Data for processing
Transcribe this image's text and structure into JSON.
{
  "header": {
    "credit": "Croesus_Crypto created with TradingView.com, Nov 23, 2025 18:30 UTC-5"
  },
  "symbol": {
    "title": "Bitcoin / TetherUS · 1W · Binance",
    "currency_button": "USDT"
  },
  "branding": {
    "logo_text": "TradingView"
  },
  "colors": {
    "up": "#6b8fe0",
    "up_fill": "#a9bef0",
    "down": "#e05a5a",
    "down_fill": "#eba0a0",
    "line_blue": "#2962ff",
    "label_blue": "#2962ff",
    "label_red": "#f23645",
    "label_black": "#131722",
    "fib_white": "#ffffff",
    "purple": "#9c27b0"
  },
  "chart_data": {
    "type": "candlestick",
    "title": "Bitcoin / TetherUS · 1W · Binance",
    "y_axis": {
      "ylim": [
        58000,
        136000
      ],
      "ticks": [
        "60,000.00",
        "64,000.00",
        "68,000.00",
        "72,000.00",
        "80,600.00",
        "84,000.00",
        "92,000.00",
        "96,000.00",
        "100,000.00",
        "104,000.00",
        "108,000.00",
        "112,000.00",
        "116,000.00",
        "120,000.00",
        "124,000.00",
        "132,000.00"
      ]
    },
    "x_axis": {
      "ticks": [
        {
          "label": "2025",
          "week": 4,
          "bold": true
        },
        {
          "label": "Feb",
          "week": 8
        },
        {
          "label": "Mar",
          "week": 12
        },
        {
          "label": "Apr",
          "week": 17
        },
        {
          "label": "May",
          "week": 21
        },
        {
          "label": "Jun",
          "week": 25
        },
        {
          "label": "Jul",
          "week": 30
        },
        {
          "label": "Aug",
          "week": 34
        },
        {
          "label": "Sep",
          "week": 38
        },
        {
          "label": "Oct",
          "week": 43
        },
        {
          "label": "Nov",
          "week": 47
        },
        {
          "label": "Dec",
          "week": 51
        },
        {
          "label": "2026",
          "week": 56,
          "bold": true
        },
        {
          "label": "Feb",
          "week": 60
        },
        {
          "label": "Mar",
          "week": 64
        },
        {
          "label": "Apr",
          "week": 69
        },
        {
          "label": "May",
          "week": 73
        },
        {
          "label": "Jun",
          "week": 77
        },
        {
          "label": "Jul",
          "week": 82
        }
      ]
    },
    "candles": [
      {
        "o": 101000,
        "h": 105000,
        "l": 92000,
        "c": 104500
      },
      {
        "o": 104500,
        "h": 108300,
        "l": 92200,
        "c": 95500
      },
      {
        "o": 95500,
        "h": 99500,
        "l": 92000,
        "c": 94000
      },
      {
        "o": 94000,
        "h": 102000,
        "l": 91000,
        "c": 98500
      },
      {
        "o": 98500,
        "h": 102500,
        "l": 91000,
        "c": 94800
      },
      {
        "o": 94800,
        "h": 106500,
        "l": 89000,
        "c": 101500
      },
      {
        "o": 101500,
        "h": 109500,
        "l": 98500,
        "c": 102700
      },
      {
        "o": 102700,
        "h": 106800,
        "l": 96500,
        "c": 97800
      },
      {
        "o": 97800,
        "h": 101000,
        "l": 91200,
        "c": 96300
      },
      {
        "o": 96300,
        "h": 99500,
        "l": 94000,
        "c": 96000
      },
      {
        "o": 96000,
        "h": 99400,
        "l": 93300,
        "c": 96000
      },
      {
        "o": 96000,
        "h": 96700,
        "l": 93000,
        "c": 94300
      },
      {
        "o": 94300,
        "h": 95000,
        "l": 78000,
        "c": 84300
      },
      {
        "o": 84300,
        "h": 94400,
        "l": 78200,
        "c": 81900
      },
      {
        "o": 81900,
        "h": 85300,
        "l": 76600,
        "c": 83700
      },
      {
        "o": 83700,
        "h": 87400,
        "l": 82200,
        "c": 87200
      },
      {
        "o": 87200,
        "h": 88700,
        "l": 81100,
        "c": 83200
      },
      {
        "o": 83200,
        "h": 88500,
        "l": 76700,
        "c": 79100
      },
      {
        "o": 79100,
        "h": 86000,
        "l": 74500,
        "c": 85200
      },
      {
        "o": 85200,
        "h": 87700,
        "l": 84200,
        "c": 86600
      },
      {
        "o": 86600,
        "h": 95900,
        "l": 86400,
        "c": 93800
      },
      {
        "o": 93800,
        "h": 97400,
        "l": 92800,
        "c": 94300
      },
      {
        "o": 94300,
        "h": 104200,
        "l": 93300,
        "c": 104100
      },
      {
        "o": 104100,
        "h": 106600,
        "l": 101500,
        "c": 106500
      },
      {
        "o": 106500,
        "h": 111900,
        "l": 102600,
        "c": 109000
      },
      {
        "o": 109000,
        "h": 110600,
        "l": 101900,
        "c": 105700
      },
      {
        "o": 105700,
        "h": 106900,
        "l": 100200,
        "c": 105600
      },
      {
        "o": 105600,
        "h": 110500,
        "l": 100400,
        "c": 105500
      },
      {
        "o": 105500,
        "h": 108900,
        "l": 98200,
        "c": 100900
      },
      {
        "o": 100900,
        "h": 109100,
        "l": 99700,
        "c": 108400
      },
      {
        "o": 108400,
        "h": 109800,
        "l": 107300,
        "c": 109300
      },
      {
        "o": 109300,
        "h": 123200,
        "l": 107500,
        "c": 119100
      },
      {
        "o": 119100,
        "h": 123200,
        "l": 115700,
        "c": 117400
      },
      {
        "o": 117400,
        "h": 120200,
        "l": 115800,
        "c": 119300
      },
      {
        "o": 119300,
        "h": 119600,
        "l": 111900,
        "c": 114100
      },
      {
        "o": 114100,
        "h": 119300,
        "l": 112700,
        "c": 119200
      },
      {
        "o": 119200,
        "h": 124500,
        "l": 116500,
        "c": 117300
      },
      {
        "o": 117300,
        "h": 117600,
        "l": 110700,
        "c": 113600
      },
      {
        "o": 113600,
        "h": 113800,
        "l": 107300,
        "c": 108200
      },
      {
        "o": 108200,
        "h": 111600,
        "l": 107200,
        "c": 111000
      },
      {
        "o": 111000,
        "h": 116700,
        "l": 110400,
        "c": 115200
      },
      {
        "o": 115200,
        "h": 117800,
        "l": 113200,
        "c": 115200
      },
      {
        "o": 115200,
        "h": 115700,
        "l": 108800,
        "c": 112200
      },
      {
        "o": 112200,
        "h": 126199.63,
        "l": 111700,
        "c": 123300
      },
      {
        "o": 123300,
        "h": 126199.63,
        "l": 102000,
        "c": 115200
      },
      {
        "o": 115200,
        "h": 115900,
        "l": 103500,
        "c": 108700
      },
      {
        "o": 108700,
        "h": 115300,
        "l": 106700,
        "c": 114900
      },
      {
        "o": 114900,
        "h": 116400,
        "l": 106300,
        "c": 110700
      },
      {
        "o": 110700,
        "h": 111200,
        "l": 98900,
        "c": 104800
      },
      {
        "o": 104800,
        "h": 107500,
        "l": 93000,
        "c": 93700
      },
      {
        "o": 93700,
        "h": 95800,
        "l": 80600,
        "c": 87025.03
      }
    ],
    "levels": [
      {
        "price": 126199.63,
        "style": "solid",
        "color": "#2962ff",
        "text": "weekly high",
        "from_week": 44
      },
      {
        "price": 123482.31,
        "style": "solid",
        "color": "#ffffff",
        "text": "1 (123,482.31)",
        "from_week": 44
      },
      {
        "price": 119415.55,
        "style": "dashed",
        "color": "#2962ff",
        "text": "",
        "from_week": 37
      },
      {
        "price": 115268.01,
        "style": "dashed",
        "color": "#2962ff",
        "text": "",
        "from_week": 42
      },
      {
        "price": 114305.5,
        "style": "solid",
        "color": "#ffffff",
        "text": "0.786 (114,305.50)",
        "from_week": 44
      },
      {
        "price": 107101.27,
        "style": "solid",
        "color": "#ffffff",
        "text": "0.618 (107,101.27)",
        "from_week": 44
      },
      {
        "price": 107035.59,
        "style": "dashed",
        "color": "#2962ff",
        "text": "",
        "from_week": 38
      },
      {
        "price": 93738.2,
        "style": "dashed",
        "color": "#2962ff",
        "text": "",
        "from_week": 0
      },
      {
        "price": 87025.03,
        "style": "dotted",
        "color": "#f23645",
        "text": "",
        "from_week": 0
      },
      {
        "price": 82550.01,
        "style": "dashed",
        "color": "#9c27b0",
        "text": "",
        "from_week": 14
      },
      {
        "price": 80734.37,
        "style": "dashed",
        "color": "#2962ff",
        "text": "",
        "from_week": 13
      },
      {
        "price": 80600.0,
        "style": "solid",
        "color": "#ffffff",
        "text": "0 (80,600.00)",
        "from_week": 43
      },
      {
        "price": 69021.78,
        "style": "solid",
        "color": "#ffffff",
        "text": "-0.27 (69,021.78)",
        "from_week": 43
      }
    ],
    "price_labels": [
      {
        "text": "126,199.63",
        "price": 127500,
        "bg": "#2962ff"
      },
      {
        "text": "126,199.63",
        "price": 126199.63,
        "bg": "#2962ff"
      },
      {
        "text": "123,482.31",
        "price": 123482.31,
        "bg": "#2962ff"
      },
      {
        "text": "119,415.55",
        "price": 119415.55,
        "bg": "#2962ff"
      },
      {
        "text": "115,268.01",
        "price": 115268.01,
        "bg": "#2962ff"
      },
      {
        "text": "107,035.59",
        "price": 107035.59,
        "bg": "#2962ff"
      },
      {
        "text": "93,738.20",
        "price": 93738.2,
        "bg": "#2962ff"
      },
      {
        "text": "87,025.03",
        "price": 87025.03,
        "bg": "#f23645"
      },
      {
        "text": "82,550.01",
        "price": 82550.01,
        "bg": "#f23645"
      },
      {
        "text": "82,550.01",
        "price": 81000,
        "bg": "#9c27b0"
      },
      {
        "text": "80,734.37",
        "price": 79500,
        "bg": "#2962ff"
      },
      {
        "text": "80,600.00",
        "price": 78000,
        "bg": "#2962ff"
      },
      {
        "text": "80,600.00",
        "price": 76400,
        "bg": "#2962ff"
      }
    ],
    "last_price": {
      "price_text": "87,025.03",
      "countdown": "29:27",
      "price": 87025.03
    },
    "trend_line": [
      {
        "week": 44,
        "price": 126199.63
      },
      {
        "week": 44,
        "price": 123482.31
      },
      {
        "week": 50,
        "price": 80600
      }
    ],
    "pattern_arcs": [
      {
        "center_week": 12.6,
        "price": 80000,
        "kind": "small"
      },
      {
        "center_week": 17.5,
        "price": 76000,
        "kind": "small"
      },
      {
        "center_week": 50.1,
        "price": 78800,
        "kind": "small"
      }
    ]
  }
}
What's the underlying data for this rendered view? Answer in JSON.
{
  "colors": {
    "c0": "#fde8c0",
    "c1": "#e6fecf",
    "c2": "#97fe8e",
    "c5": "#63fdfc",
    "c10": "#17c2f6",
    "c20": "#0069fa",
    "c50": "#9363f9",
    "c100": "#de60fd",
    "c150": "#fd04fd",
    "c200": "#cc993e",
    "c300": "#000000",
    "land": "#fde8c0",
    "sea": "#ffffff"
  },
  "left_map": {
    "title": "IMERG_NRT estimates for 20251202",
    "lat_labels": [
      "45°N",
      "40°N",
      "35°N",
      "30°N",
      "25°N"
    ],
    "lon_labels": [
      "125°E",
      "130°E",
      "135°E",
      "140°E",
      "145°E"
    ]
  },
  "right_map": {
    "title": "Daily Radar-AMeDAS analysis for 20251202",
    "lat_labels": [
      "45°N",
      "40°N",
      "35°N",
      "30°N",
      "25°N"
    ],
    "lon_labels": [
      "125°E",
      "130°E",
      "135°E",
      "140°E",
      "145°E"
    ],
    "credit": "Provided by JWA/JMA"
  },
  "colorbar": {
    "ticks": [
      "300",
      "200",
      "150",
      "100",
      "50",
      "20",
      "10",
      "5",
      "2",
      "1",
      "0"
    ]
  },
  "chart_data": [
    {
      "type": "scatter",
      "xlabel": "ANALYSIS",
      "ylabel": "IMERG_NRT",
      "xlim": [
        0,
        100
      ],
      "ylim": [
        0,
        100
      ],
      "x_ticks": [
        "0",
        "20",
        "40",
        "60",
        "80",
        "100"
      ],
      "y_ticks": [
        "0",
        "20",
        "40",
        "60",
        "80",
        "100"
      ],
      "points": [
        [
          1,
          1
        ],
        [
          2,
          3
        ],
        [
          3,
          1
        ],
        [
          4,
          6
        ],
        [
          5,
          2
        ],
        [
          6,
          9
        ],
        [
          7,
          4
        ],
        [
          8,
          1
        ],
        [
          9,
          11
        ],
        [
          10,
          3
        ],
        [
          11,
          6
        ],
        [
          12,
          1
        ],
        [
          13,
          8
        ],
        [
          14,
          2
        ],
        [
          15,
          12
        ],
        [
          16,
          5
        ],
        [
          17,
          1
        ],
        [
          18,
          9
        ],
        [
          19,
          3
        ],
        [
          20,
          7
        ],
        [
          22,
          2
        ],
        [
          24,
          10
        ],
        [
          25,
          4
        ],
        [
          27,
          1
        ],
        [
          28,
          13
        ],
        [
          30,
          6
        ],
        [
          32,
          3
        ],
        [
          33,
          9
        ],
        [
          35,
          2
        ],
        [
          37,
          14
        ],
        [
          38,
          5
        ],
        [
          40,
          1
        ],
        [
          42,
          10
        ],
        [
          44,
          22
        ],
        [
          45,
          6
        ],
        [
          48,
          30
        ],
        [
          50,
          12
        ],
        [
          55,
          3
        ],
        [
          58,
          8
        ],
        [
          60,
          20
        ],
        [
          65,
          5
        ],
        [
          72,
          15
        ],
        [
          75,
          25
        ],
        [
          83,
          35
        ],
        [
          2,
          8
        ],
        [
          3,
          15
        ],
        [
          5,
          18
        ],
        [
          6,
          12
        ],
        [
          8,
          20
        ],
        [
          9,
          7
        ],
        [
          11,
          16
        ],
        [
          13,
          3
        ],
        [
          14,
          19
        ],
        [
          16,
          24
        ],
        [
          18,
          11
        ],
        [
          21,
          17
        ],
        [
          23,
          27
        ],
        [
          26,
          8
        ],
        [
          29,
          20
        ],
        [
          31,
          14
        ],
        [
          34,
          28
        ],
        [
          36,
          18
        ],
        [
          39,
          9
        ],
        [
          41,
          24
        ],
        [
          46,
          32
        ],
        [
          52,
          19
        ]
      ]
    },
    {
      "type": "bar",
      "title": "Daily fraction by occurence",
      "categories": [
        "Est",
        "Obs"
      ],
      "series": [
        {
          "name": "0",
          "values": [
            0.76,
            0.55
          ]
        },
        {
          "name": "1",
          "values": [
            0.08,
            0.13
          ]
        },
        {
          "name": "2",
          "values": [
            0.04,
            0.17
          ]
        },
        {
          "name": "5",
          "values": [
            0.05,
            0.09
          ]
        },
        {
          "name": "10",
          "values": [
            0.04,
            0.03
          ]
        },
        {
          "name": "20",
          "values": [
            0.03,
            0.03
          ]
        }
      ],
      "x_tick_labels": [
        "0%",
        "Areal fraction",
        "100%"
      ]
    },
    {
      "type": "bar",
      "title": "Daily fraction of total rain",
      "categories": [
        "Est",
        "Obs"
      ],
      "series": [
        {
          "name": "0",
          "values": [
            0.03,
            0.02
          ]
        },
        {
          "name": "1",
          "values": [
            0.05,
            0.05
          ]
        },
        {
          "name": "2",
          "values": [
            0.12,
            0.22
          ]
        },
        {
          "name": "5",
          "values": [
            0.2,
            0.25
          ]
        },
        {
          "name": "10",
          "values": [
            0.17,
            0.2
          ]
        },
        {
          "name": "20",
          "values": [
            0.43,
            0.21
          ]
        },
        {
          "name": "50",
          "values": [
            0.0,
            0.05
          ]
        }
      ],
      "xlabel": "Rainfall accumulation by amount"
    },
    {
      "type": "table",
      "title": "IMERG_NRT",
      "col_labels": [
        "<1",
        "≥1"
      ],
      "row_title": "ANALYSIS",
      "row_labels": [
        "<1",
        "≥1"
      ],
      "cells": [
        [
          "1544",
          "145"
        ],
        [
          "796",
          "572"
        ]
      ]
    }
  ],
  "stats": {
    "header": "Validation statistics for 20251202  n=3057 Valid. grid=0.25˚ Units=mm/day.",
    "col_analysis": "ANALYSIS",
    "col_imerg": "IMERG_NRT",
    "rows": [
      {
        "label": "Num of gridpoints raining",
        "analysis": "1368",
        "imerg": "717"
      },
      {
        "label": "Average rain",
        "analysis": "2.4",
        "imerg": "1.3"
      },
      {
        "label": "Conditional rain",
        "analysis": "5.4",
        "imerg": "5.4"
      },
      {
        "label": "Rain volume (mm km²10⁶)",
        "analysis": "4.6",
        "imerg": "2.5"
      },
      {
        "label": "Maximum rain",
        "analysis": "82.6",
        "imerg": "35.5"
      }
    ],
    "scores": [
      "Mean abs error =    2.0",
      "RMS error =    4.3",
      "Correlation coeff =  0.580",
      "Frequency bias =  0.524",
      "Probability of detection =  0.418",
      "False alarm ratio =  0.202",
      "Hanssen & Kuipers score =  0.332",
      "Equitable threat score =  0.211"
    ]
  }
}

Job
Find the lines above that include the string "TradingView" and copy them.

Task solution
    "credit": "Croesus_Crypto created with TradingView.com, Nov 23, 2025 18:30 UTC-5"
    "logo_text": "TradingView"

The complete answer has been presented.